» **TASK DESCRIPTION**
Copy out all lines that hold "Wind".

— begin RECORD EXTRACTS —

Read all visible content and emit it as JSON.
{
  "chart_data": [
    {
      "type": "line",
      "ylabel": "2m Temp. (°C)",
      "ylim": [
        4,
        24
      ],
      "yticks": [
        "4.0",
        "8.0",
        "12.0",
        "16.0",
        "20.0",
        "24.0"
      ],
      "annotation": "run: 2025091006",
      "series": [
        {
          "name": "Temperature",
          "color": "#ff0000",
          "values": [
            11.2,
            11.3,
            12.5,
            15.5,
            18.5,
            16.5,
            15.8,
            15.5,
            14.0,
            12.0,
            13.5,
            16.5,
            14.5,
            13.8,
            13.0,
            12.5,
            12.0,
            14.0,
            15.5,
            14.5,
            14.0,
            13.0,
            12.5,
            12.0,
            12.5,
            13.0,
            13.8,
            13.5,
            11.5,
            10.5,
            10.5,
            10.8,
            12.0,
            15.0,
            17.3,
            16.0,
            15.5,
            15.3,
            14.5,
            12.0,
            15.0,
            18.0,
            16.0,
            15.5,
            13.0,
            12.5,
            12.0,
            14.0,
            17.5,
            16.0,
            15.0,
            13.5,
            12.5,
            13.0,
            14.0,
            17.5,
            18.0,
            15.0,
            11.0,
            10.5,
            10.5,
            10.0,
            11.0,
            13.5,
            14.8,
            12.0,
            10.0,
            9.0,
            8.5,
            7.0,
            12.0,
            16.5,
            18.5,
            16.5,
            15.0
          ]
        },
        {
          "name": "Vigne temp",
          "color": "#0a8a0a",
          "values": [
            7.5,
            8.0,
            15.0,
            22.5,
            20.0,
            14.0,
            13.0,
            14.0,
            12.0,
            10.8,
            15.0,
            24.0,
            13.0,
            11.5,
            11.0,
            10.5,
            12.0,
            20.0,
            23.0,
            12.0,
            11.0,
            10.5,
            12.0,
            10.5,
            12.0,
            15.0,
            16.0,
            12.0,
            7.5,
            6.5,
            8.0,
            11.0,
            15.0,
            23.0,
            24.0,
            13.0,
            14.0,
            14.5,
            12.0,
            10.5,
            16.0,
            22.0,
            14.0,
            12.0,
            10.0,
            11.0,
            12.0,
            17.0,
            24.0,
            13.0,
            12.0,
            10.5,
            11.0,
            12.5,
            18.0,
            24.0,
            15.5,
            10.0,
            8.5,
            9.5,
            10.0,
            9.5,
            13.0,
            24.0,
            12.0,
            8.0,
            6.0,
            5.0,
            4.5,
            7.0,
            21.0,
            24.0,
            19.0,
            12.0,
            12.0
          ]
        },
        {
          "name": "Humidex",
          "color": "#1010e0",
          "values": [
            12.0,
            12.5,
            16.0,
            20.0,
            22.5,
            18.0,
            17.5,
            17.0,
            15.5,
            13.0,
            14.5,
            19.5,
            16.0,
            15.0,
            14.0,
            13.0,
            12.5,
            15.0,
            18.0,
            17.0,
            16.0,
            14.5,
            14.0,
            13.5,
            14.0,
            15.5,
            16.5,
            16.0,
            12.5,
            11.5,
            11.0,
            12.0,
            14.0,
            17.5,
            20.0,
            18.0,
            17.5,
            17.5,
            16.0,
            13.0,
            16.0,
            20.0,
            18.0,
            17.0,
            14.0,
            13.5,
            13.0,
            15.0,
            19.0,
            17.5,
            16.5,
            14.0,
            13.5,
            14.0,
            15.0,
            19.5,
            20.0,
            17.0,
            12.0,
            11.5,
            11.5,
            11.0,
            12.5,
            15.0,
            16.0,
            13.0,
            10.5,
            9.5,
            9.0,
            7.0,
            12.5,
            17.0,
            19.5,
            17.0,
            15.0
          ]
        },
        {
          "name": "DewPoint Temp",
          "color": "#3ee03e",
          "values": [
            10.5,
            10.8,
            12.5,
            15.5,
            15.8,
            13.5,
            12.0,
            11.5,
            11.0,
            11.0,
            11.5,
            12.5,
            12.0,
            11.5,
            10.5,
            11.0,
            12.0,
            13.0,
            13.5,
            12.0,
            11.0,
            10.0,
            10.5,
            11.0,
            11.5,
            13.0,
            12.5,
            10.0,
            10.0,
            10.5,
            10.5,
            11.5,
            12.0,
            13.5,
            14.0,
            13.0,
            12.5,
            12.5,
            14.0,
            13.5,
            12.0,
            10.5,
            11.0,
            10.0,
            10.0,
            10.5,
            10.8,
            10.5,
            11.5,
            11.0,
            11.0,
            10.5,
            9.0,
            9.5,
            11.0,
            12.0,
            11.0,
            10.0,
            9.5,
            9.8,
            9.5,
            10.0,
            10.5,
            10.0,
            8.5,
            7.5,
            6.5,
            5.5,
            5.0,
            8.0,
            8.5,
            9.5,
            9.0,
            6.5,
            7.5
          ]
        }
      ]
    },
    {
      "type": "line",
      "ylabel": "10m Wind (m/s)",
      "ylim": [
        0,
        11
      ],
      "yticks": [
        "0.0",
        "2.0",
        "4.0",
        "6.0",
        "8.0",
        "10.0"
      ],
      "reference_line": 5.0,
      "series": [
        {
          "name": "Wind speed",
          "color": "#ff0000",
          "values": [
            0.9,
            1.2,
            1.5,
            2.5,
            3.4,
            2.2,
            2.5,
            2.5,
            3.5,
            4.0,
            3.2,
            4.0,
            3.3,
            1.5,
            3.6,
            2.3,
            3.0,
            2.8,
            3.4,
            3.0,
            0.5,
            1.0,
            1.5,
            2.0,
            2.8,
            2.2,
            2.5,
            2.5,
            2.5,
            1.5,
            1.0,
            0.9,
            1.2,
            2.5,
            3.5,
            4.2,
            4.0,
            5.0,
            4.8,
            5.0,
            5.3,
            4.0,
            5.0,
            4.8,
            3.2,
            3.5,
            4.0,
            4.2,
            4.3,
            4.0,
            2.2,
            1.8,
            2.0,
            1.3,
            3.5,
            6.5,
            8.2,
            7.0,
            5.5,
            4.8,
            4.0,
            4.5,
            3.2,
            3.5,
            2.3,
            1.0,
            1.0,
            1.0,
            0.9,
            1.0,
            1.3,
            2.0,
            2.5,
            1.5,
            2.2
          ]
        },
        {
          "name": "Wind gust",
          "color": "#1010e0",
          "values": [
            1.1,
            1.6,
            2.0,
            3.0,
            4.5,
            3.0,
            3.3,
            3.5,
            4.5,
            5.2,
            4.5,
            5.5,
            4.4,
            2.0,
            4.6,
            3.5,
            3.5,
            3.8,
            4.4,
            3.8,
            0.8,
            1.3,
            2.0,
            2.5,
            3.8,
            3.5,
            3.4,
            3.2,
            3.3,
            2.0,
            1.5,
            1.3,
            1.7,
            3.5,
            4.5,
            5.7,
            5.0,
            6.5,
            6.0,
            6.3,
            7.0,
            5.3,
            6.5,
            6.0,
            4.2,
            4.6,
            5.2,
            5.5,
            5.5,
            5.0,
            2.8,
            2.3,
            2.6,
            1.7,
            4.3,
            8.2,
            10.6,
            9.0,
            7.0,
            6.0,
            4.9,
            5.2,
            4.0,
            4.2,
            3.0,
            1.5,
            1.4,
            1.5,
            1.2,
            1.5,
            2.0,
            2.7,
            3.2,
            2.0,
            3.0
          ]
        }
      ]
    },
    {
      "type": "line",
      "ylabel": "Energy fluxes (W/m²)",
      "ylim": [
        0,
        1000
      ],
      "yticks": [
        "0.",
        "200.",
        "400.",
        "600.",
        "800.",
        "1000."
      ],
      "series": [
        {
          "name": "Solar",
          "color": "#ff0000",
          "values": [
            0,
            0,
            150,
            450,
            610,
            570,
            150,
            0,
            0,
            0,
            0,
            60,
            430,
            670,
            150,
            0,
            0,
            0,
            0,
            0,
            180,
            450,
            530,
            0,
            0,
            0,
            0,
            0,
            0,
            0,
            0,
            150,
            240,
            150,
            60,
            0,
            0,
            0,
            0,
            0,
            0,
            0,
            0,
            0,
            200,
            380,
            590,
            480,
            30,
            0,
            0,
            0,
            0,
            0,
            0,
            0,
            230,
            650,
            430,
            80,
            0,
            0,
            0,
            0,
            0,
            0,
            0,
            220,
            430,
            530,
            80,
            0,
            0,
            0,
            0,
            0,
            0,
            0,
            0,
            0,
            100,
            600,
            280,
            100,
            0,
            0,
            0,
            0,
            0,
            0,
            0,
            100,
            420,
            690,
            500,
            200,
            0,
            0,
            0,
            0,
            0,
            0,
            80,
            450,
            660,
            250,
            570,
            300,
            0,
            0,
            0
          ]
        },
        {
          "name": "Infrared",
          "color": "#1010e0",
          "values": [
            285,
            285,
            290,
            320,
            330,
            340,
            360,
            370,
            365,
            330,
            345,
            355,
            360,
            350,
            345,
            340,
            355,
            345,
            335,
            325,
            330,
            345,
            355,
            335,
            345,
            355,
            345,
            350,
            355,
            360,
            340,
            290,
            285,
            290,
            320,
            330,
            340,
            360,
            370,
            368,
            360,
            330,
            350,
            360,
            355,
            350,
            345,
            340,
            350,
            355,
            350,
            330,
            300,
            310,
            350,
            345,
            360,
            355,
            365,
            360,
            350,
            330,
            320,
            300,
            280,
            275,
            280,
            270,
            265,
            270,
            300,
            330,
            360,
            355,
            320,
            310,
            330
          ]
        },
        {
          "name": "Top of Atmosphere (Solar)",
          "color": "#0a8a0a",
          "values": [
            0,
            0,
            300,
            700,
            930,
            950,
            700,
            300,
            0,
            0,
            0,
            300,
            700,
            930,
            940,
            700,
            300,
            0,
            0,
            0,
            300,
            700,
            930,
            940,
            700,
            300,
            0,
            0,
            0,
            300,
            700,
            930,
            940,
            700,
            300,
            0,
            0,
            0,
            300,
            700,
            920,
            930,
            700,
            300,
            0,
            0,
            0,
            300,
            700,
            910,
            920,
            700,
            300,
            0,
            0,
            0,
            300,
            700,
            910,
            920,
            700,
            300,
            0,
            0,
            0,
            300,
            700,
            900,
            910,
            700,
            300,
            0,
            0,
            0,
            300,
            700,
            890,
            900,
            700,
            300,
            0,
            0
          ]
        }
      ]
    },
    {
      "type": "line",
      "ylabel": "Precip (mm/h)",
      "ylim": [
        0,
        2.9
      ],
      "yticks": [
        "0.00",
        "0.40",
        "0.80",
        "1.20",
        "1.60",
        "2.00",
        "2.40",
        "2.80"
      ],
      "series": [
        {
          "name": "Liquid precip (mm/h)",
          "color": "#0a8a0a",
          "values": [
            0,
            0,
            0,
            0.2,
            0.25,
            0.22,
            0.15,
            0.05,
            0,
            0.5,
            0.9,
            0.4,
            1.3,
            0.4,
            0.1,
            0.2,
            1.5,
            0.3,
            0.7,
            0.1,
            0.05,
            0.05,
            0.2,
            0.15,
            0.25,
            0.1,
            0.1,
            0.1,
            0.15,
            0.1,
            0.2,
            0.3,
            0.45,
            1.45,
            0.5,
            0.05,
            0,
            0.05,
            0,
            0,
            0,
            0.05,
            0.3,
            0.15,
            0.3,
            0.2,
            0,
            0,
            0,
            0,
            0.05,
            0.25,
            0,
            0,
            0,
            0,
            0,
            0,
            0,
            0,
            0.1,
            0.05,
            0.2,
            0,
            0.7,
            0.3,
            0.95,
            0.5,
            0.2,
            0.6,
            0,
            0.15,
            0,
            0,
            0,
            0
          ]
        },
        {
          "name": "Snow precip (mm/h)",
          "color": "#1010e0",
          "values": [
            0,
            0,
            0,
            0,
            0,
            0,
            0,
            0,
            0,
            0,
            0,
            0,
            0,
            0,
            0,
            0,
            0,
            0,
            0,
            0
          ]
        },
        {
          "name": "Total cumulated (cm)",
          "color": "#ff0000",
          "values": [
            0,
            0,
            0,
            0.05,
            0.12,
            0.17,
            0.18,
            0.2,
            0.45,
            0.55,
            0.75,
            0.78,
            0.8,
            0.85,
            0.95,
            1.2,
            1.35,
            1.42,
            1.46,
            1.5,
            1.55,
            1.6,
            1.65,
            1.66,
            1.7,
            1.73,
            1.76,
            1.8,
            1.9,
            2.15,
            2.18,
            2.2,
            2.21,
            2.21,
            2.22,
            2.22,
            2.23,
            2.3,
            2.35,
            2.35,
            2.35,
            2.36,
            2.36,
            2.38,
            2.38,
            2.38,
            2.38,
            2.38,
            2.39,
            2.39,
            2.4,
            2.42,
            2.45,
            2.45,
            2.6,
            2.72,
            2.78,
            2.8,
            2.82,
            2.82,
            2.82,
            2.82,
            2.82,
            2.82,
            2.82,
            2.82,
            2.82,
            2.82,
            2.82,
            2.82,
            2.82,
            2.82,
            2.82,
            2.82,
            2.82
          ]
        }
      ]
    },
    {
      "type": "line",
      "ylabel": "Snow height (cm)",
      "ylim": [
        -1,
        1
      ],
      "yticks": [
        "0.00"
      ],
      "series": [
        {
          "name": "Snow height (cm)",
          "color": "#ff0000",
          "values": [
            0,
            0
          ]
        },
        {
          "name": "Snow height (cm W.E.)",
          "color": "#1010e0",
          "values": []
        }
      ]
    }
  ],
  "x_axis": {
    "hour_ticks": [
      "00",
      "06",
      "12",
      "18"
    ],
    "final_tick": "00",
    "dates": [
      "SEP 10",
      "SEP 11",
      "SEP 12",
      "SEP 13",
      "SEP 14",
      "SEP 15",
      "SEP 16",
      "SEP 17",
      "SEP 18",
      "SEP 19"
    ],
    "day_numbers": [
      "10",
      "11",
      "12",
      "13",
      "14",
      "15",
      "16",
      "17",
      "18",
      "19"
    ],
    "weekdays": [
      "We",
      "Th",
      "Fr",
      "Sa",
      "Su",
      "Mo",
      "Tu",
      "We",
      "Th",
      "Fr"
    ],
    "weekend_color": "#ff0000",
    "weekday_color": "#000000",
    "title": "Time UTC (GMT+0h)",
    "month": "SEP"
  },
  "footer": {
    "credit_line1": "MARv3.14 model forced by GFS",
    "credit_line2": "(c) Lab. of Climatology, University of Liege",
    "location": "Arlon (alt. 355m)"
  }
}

— end RECORD EXTRACTS —

» **FINAL ANSWER**
      "ylabel": "10m Wind (m/s)",
          "name": "Wind speed",
          "name": "Wind gust",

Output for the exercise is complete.